* _Problem_
Copy each line that has the string "الله" somewhere in it.

* _Data for the task_
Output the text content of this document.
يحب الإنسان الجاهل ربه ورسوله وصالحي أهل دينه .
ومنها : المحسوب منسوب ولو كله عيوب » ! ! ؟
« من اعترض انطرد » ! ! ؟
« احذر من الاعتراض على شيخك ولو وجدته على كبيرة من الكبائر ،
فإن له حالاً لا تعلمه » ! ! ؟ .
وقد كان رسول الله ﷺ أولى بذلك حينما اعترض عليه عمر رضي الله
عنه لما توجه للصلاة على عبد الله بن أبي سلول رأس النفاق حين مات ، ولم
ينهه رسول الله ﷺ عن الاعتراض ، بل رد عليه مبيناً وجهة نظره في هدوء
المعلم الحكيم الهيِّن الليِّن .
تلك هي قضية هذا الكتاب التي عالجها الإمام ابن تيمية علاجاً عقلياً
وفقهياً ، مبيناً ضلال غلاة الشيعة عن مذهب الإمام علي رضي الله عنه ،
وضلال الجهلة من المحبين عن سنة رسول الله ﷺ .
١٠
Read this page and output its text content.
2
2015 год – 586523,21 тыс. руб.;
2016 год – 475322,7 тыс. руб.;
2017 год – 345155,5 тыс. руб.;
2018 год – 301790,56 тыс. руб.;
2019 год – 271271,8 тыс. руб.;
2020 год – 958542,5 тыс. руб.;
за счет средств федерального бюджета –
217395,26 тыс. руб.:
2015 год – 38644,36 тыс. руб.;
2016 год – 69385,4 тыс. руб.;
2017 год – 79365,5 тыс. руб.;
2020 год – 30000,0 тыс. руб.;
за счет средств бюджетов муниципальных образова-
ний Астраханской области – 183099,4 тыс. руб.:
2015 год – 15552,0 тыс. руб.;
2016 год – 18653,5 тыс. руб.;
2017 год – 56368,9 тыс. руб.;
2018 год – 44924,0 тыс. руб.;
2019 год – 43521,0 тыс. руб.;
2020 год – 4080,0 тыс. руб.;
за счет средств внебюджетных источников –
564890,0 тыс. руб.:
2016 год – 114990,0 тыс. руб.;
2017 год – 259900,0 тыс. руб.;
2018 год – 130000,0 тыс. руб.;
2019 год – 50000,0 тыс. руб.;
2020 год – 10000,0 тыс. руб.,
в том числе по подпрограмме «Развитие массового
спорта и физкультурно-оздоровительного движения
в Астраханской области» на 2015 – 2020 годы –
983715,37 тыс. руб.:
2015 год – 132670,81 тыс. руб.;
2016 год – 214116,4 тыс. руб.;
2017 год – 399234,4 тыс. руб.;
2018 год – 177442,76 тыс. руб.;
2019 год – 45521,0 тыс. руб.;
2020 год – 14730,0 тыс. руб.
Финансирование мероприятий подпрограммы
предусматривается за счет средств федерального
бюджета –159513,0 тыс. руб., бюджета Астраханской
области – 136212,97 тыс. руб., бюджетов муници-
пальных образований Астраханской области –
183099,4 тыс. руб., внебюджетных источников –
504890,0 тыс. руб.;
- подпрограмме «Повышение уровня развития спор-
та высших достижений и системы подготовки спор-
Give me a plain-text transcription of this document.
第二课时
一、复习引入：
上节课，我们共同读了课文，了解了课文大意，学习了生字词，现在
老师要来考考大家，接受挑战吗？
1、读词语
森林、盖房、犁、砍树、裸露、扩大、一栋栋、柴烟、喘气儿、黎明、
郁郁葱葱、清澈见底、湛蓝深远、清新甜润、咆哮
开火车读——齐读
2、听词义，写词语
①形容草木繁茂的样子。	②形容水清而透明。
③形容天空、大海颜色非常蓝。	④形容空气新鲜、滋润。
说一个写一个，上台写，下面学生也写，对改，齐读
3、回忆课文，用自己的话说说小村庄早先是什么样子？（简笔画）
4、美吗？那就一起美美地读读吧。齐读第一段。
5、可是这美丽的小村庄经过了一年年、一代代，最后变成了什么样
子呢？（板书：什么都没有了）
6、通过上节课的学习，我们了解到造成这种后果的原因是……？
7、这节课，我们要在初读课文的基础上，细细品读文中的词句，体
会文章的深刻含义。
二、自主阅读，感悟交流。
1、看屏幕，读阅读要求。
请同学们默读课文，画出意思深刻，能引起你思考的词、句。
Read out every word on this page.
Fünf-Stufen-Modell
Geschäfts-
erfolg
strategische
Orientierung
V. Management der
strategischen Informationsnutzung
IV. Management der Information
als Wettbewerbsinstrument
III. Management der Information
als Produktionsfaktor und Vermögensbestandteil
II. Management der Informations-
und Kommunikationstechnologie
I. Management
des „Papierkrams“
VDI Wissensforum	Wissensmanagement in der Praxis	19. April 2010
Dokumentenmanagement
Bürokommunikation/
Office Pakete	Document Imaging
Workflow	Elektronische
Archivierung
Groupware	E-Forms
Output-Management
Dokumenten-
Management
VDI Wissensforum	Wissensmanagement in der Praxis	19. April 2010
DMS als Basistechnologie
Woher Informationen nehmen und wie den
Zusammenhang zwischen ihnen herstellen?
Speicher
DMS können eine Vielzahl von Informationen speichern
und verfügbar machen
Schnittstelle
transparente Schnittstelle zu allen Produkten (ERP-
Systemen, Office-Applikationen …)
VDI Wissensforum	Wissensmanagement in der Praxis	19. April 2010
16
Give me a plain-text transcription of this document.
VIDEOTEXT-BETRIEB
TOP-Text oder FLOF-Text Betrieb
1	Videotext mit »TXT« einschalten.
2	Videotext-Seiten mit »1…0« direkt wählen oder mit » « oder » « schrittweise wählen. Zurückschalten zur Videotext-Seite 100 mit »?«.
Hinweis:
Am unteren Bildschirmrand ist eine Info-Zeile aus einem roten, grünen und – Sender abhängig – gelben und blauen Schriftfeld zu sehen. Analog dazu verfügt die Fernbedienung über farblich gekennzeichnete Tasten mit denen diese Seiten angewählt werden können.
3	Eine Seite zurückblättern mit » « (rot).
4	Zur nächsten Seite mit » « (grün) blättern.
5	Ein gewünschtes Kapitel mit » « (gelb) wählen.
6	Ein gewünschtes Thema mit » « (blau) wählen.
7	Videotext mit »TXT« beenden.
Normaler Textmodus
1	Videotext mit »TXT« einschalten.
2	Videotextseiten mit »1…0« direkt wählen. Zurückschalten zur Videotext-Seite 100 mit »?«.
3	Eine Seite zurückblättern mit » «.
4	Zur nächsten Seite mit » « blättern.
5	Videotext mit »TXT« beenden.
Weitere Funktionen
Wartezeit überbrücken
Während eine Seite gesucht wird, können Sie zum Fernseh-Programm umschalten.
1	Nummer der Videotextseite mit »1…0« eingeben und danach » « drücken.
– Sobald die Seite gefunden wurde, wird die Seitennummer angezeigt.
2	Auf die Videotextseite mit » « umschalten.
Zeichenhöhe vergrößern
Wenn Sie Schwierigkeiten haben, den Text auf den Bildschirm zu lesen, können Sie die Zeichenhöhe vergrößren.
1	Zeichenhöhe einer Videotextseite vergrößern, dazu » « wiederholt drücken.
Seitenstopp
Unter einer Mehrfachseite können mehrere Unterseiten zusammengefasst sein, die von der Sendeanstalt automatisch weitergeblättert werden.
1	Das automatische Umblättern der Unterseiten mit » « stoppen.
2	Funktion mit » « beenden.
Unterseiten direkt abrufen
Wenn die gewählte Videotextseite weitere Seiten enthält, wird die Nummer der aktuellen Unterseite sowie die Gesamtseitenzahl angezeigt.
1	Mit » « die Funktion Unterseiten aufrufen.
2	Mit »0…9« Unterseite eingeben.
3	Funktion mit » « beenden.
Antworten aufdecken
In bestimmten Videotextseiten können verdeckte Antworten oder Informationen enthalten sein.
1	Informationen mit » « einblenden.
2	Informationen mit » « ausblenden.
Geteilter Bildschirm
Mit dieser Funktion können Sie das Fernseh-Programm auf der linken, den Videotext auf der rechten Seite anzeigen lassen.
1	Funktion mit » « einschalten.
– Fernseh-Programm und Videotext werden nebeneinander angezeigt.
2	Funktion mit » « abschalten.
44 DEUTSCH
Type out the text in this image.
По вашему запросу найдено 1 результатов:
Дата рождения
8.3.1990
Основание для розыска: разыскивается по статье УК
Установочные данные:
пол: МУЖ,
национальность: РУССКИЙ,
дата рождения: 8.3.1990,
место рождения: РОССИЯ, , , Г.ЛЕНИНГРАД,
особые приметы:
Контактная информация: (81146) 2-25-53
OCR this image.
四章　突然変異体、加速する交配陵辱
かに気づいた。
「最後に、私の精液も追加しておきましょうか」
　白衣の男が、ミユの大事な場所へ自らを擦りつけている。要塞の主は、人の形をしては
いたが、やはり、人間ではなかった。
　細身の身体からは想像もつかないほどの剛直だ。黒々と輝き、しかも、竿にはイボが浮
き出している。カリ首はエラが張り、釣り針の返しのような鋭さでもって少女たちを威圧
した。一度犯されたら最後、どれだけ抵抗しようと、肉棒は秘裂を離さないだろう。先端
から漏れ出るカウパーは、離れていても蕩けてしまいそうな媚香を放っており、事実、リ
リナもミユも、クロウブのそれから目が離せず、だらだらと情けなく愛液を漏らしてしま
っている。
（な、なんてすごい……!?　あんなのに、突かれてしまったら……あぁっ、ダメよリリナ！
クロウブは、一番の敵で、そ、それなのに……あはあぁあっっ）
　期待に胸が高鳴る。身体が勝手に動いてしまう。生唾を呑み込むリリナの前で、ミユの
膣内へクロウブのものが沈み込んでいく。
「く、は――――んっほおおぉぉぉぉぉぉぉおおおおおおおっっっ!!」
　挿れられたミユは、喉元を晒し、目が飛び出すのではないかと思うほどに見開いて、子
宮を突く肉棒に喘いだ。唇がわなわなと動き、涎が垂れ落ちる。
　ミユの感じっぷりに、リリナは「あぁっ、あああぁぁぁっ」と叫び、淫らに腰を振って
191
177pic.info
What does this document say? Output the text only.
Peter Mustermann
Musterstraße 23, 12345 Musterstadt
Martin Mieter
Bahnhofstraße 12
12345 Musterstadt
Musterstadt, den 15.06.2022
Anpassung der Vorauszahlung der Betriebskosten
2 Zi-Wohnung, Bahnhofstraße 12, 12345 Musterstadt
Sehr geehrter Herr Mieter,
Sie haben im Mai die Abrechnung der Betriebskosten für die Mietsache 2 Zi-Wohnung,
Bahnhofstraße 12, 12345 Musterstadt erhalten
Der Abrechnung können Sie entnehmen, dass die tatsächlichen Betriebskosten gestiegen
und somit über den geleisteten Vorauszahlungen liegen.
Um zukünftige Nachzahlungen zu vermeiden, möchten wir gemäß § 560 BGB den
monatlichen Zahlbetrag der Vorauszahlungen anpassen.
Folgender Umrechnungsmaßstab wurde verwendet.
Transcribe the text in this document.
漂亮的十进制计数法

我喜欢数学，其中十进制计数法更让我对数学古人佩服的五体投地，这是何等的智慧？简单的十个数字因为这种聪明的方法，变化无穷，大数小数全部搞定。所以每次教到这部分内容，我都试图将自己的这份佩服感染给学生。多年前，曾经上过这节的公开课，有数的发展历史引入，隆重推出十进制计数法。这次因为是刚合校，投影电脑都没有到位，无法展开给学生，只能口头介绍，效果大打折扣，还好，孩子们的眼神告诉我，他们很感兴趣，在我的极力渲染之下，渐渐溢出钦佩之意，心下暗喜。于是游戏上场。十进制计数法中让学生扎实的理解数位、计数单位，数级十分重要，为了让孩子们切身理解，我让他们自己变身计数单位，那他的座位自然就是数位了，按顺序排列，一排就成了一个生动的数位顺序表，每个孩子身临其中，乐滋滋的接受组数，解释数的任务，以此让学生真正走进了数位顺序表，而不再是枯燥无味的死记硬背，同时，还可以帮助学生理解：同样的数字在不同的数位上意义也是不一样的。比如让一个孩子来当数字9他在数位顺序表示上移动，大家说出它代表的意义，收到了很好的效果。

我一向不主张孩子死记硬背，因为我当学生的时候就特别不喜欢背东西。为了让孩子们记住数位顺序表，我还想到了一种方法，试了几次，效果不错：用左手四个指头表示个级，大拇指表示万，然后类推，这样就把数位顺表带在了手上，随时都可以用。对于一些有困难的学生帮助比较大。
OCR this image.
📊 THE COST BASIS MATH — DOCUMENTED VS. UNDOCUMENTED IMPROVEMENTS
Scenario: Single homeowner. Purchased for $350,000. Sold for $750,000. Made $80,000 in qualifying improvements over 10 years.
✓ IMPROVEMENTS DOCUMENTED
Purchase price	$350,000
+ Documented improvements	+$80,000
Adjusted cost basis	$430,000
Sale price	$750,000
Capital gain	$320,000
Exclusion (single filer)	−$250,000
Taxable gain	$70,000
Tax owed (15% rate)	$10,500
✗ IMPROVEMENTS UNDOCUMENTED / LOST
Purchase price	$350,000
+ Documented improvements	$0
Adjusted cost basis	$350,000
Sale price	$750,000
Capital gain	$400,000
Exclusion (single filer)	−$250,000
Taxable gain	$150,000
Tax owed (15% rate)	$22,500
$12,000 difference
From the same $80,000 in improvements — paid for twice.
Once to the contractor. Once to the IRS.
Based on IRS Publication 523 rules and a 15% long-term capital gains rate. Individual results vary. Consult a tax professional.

* _Output for this task_
وقد كان رسول الله ﷺ أولى بذلك حينما اعترض عليه عمر رضي الله
عنه لما توجه للصلاة على عبد الله بن أبي سلول رأس النفاق حين مات ، ولم
ينهه رسول الله ﷺ عن الاعتراض ، بل رد عليه مبيناً وجهة نظره في هدوء
وفقهياً ، مبيناً ضلال غلاة الشيعة عن مذهب الإمام علي رضي الله عنه ،
وضلال الجهلة من المحبين عن سنة رسول الله ﷺ .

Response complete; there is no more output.